──────── Extracted records

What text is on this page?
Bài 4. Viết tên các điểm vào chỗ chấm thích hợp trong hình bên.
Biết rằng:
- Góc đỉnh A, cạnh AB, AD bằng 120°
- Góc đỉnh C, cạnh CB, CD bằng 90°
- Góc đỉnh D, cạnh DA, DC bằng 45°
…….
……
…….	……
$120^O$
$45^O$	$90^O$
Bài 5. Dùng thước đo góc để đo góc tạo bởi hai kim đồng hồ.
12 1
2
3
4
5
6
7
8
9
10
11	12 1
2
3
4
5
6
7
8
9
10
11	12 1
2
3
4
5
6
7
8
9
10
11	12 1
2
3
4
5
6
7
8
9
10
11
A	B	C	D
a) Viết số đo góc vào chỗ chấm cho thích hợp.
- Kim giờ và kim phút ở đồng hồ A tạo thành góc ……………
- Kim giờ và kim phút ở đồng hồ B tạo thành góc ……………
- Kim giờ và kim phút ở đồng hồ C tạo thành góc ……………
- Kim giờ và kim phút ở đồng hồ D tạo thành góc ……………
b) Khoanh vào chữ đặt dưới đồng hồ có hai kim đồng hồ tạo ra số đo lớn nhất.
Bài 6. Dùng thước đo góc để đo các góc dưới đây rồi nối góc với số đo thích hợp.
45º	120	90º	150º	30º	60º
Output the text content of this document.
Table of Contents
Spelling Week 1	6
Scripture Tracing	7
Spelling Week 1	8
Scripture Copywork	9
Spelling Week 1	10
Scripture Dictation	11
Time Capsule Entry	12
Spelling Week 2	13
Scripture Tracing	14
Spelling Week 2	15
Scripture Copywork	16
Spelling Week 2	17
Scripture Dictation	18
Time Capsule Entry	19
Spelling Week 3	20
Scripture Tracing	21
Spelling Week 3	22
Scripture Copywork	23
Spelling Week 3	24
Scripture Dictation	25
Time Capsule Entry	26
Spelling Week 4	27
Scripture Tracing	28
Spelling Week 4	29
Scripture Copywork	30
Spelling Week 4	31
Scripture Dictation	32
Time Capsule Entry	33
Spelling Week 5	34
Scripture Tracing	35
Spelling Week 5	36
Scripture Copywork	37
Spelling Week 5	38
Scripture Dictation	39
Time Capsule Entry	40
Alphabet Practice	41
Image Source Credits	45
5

────────────────

## Exercise requirements
Each line from the one containing "Output the text content of this document." to the end of the records should be echoed exactly, and no other line.

## Response to the exercise
Output the text content of this document.
Table of Contents
Spelling Week 1	6
Scripture Tracing	7
Spelling Week 1	8
Scripture Copywork	9
Spelling Week 1	10
Scripture Dictation	11
Time Capsule Entry	12
Spelling Week 2	13
Scripture Tracing	14
Spelling Week 2	15
Scripture Copywork	16
Spelling Week 2	17
Scripture Dictation	18
Time Capsule Entry	19
Spelling Week 3	20
Scripture Tracing	21
Spelling Week 3	22
Scripture Copywork	23
Spelling Week 3	24
Scripture Dictation	25
Time Capsule Entry	26
Spelling Week 4	27
Scripture Tracing	28
Spelling Week 4	29
Scripture Copywork	30
Spelling Week 4	31
Scripture Dictation	32
Time Capsule Entry	33
Spelling Week 5	34
Scripture Tracing	35
Spelling Week 5	36
Scripture Copywork	37
Spelling Week 5	38
Scripture Dictation	39
Time Capsule Entry	40
Alphabet Practice	41
Image Source Credits	45
5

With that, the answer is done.